◆ **Given task A**
Please answer these questions from the article on estate tax for non-residents who own U.S. real estate, one per line:
(i) What exclusion amount applies to the estates of non-U.S. residents?
(ii) Which form must the executor of a non-citizen, non-resident decedent's estate file to report U.S. property?
(iii) What is the maximum estate tax rate for NRAs?
◆ **Given task B**
Pick up the article on estate tax for non-residents owning U.S. real estate from where it stops, and carry on its list of U.S. situs assets.
#### Excerpt provided ####
Estate Tax Planning for Non-Residents Owning U.S. Real Estate

IRC § 2101 imposes a tax on the transfer of the taxable estate of a person who was not a U.S. nonresident alien (NRA) at the time of death.

The 2017 Tax Cuts and Jobs Act increased the basic exclusion amount for estates of U.S. residents and citizens, doubling it from $5.5 million to $11.2 million. However, the IRC sections relating to the taxation of estates of non-U.S. residents remained the same – the excluded amount remains at a paltry $60,000.

A common situation is where a foreign investor has purchased U.S. real property and owns the property directly. Upon death, the value of that real property would be included in the estate and subject to tax on its gross estate exceeding $60,000.

While there are planning opportunities for NRAs to purchase U.S. real estate to avoid estate tax (such as owning U.S. real estate through a foreign corporation), opportunities are limited when an NRA already owns real property that is held directly.

Estate tax for non-residents – generally

The U.S. estate tax filing requirements of a decedent’s estate are determined by whether, at death, the decedent was a U.S. citizen or resident for estate tax purposes. And if the decedent was not a U.S. citizen nor a U.S. resident, whether the decedent had U.S. situs property.

A non-citizen non-resident decedent will be subject to U.S. estate tax on U.S. situs assets.  The executor of an estate of a non-citizen, non-resident decedent is required to file a Form 706-NA to report property located within the United States worth more than $60,000.

If the decedent owned property with a surviving spouse who is not a citizen of the United States, the value of that property must be reported in full on Form 706. Under IRC 2056(d)(1), the unlimited marital deduction is generally not available for property passing to a surviving spouse who is not a United States citizen. Under IRC 2056A, bequeathing property to a noncitizen surviving spouse through a qualified domestic trust (QDOT) allows an estate to receive a marital deduction. For the marital deduction to apply, property must be transferred to the QDOT prior to the death of the decedent. However, a QDOT merely defers the tax and upon the death of the surviving spouse, the U.S. situs assets will be subject to estate tax.

The rates applicable to estates of NRAs are the same as those that apply to U.S. citizens, at a maximum tax rate 40%.

U.S. situs property

The following are a non-exclusive list of assets treated as U.S. situs property:

  1. Real estate located in the U.S.
#### Dataset extract ####
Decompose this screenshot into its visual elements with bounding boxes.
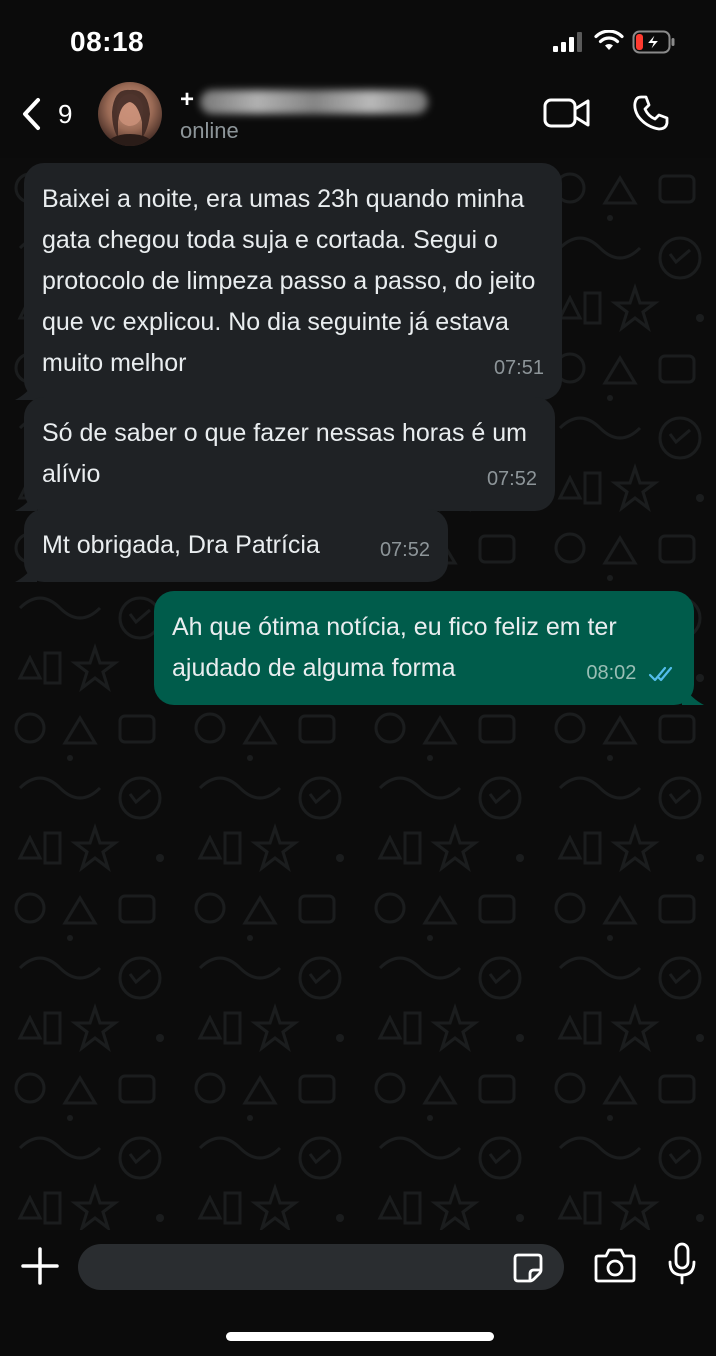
####
◆ **Expected output A**
(i) $60,000
(ii) Form 706-NA
(iii) 40%

◆ **Expected output B**
  2. Tangible personal property is deemed to be U.S. situs property if physically present in the United States on the date of death. There is an exception for works of art which are imported solely for public exhibition, on loan to a non-profit gallery or museum or on exhibition or en route to or from an exhibition.
  3. Stock of U.S. corporations (those located in the United States or organized under U.S. law) is considered property in the United States.
  4. Generally, debt obligations are property located in the United States if they are debts of a U.S. citizen or resident, a domestic partnership or corporation, a domestic estate or trust, the United States, a state or a political subdivision of a state or the District of Columbia.
  5. Deposits with a U.S. branch of a foreign corporation that is engaged in the commercial banking business are treated as property located in the United States.

When an NRA investor has already acquired U.S. property

Once a NRA directly owns a U.S. real property interest, there aren’t many great options to avoid estate tax, but there are options.

The following options lead to unintended tax consequences:

  1. Making a lifetime gift. There is no lifetime gift tax exemption for NRAs. An annual exclusion of $14,000 is available, which is often insufficient, subjecting the transfer to gift tax.
  2. Exchanging the interest in the real property for stock in a foreign corporation. Transfers of USRPIs for foreign corporation stock generally do not qualify for nonrecognition treatment, subjecting the transfer to U.S. income tax.

The following approaches are worth looking into:

  1. The NRA becomes a U.S. resident for estate tax purposes to take advantage of the $11.2 million exclusion ($22.4 million if married filing jointly). However, doing so will also expose the individual’s worldwide assets to U.S. estate tax and to tax on worldwide income.
  2. The NRA transfers the U.S. real property interest for a U.S. partnership interest. The exchange of an interest in a U.S. real property for an interest in a partnership will receive non-recognition treatment for the transfer. Partnership situs rules come with uncertainty as the IRS has not provided much guidance on whether partnership interests are considered U.S. situs. It is unclear whether the IRS would apply a look-through test, or possibly a combination of factors including where the partnership was organized, the domicile of the decedent, or the partnership’s place of management. Depending on the circumstances, it can be a reasonable argument by the decedent’s executors that the partnership interest is not U.S. situs property. The risk is that the IRS may disagree with the position in the event of an audit.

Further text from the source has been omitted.